-------- MATERIAL PROVIDED --------

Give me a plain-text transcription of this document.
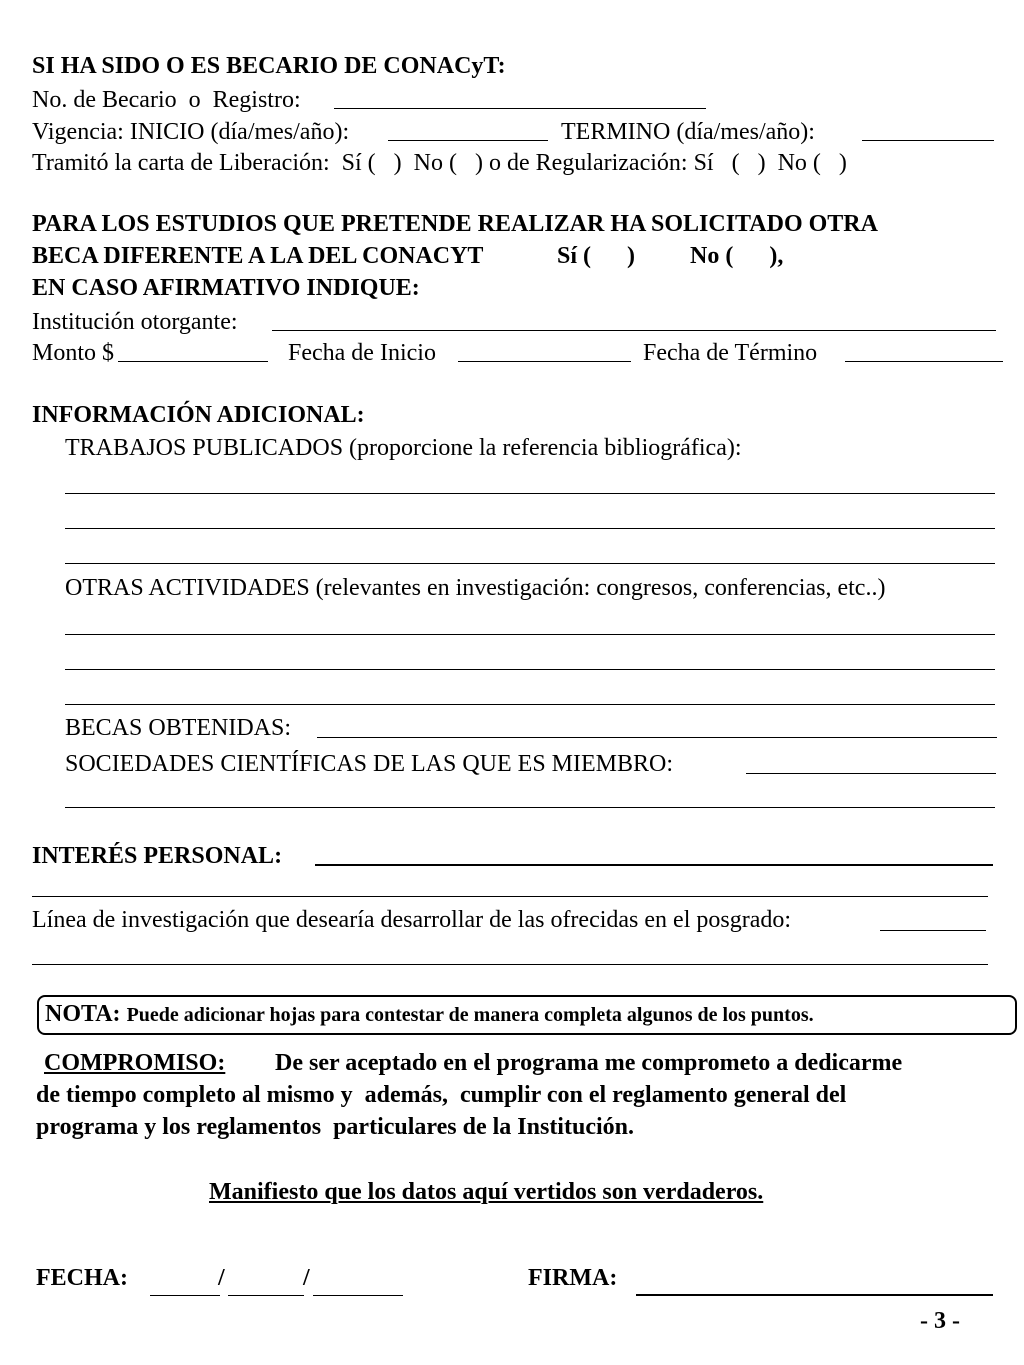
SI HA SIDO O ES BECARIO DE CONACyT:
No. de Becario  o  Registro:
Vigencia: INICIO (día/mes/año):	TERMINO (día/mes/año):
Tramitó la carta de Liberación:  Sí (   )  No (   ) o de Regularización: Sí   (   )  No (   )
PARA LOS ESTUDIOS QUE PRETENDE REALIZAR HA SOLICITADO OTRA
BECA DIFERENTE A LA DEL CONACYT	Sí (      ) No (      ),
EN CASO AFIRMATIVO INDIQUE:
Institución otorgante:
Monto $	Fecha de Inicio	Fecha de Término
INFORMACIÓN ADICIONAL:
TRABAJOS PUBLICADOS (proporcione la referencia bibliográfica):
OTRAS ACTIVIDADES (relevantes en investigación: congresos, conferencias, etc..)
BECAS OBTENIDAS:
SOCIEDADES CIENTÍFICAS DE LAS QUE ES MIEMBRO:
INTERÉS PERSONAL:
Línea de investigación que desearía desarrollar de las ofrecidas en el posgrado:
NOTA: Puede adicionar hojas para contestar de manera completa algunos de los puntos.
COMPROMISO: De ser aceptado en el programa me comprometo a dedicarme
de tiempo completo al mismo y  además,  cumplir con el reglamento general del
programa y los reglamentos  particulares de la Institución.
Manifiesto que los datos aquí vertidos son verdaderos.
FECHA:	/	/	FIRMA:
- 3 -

--------

# [YOUR GOAL]
Omit the images and transcribe all of the records above word for word.

# [WORKED SOLUTION]
Give me a plain-text transcription of this document.
SI HA SIDO O ES BECARIO DE CONACyT:
No. de Becario  o  Registro:
Vigencia: INICIO (día/mes/año):	TERMINO (día/mes/año):
Tramitó la carta de Liberación:  Sí (   )  No (   ) o de Regularización: Sí   (   )  No (   )
PARA LOS ESTUDIOS QUE PRETENDE REALIZAR HA SOLICITADO OTRA
BECA DIFERENTE A LA DEL CONACYT	Sí (      ) No (      ),
EN CASO AFIRMATIVO INDIQUE:
Institución otorgante:
Monto $	Fecha de Inicio	Fecha de Término
INFORMACIÓN ADICIONAL:
TRABAJOS PUBLICADOS (proporcione la referencia bibliográfica):
OTRAS ACTIVIDADES (relevantes en investigación: congresos, conferencias, etc..)
BECAS OBTENIDAS:
SOCIEDADES CIENTÍFICAS DE LAS QUE ES MIEMBRO:
INTERÉS PERSONAL:
Línea de investigación que desearía desarrollar de las ofrecidas en el posgrado:
NOTA: Puede adicionar hojas para contestar de manera completa algunos de los puntos.
COMPROMISO: De ser aceptado en el programa me comprometo a dedicarme
de tiempo completo al mismo y  además,  cumplir con el reglamento general del
programa y los reglamentos  particulares de la Institución.
Manifiesto que los datos aquí vertidos son verdaderos.
FECHA:	/	/	FIRMA:
- 3 -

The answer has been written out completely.